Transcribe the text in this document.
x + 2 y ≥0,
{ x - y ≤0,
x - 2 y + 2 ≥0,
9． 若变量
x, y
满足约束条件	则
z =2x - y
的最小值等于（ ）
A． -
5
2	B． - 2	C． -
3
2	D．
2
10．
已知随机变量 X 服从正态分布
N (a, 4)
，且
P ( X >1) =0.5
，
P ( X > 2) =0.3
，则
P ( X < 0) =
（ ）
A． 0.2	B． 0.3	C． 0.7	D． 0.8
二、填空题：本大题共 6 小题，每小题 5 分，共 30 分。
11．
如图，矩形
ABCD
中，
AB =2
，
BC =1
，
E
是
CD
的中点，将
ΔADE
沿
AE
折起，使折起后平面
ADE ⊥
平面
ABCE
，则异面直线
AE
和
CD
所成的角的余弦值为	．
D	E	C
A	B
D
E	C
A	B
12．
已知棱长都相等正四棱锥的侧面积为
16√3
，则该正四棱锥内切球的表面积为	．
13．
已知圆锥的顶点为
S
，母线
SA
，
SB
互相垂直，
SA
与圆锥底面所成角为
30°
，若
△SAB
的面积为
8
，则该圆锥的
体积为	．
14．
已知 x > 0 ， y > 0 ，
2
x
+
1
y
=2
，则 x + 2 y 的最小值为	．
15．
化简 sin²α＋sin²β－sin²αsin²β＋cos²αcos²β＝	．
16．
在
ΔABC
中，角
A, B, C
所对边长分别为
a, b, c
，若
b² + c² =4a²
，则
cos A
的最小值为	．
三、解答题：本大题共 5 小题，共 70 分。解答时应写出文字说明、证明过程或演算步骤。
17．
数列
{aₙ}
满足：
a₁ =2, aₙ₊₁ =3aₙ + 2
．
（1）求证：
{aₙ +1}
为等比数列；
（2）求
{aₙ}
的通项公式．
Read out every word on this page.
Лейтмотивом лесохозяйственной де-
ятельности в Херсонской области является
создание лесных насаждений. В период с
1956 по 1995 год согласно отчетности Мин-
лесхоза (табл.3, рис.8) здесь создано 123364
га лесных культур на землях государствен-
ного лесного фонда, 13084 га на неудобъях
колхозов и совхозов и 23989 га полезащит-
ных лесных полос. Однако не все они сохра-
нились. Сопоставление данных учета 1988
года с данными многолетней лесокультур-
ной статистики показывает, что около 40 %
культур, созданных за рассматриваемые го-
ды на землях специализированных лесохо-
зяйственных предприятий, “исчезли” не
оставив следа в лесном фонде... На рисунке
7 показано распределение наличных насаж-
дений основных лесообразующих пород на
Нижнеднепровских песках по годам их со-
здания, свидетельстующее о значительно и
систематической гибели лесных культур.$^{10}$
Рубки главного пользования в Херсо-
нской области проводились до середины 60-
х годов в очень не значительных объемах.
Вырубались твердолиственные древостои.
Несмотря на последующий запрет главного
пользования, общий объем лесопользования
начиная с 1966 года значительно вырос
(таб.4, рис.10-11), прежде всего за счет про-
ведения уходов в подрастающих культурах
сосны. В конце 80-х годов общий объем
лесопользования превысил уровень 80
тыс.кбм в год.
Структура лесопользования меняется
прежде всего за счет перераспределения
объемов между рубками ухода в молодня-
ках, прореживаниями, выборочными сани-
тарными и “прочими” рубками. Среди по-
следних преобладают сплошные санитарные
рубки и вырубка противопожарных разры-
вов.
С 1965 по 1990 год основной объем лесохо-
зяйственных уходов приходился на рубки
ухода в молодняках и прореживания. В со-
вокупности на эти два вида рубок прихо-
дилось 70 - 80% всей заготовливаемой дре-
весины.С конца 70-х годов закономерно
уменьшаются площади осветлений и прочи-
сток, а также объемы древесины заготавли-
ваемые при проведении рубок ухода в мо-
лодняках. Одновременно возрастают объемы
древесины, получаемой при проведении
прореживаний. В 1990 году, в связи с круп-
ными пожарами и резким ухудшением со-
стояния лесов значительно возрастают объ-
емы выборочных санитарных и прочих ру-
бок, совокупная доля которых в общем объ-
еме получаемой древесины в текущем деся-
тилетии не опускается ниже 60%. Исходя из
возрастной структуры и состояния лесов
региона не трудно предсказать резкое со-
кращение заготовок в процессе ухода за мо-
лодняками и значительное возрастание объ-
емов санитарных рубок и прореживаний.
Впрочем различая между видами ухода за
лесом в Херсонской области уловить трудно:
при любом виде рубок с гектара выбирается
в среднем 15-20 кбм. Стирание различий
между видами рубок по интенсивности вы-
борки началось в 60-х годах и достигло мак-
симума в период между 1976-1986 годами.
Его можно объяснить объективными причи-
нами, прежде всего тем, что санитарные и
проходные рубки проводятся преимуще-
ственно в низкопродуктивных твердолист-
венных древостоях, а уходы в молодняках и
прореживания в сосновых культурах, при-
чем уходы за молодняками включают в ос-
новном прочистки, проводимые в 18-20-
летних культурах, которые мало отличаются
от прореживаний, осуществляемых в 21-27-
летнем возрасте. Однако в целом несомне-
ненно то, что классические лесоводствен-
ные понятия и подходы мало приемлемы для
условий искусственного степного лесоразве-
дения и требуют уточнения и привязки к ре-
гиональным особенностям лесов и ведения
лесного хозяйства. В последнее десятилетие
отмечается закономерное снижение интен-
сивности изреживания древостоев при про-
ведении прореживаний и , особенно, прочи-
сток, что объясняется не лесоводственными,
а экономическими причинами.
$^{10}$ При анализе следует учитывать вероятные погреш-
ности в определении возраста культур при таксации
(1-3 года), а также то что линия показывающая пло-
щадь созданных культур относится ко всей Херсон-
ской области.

※

** Stated goal **
Find "уходов". Copy every line it occurs in.

** Result of this task **
ведения уходов в подрастающих культурах
зяйственных уходов приходился на рубки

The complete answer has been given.